[BEGIN]

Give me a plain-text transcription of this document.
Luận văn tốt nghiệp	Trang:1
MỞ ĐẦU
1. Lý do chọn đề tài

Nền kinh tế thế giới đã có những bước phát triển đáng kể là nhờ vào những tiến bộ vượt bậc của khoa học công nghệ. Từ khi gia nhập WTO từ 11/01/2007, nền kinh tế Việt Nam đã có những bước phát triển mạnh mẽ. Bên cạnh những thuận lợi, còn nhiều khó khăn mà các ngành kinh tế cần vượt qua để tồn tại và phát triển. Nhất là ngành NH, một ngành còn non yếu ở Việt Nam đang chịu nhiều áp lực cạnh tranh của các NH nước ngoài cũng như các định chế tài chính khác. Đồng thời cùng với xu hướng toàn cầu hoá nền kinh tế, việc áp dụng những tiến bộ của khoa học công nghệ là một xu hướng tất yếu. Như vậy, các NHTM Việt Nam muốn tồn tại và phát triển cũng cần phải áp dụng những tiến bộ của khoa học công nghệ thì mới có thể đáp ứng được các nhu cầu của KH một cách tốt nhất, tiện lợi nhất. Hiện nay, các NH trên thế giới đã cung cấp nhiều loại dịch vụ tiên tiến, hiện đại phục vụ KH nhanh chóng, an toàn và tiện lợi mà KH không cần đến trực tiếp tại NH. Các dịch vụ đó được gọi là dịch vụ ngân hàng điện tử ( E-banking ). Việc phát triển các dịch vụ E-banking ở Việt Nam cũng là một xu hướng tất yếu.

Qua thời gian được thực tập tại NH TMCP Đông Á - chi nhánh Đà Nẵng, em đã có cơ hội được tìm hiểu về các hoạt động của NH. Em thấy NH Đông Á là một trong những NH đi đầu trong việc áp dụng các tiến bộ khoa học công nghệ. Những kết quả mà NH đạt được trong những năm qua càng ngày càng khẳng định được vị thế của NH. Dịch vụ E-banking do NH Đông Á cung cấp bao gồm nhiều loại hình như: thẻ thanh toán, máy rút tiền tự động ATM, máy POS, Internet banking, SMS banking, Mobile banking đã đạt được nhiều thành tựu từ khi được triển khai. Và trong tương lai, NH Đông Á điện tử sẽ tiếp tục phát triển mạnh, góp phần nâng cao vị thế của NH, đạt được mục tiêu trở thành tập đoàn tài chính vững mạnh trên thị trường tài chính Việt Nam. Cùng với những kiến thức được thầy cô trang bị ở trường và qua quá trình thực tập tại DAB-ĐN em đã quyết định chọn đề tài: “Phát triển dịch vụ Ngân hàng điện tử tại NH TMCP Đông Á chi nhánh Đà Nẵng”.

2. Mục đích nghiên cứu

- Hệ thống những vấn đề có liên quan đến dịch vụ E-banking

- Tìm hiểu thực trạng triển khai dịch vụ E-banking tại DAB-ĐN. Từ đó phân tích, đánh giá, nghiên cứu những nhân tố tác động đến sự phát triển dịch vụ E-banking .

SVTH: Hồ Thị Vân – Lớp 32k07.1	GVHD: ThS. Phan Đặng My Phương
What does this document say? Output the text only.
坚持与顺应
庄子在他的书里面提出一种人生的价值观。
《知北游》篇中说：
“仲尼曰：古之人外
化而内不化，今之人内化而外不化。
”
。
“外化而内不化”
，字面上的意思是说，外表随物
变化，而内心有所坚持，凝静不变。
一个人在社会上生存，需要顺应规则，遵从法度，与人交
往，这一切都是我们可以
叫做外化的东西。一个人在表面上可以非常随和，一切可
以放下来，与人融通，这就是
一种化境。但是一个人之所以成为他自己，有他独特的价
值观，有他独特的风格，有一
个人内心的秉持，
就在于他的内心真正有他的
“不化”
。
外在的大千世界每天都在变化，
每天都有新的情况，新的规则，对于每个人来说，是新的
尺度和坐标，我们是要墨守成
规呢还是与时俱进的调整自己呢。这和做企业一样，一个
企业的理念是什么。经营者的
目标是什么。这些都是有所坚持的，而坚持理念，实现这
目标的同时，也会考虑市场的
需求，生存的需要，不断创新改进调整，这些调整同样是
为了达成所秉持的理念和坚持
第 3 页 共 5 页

[END]

§ Request: Only the lines from the one containing "What does this" to the end of the data should be printed, exactly as they stand.

§ Exercise solution:
What does this document say? Output the text only.
坚持与顺应
庄子在他的书里面提出一种人生的价值观。
《知北游》篇中说：
“仲尼曰：古之人外
化而内不化，今之人内化而外不化。
”
。
“外化而内不化”
，字面上的意思是说，外表随物
变化，而内心有所坚持，凝静不变。
一个人在社会上生存，需要顺应规则，遵从法度，与人交
往，这一切都是我们可以
叫做外化的东西。一个人在表面上可以非常随和，一切可
以放下来，与人融通，这就是
一种化境。但是一个人之所以成为他自己，有他独特的价
值观，有他独特的风格，有一
个人内心的秉持，
就在于他的内心真正有他的
“不化”
。
外在的大千世界每天都在变化，
每天都有新的情况，新的规则，对于每个人来说，是新的
尺度和坐标，我们是要墨守成
规呢还是与时俱进的调整自己呢。这和做企业一样，一个
企业的理念是什么。经营者的
目标是什么。这些都是有所坚持的，而坚持理念，实现这
目标的同时，也会考虑市场的
需求，生存的需要，不断创新改进调整，这些调整同样是
为了达成所秉持的理念和坚持
第 3 页 共 5 页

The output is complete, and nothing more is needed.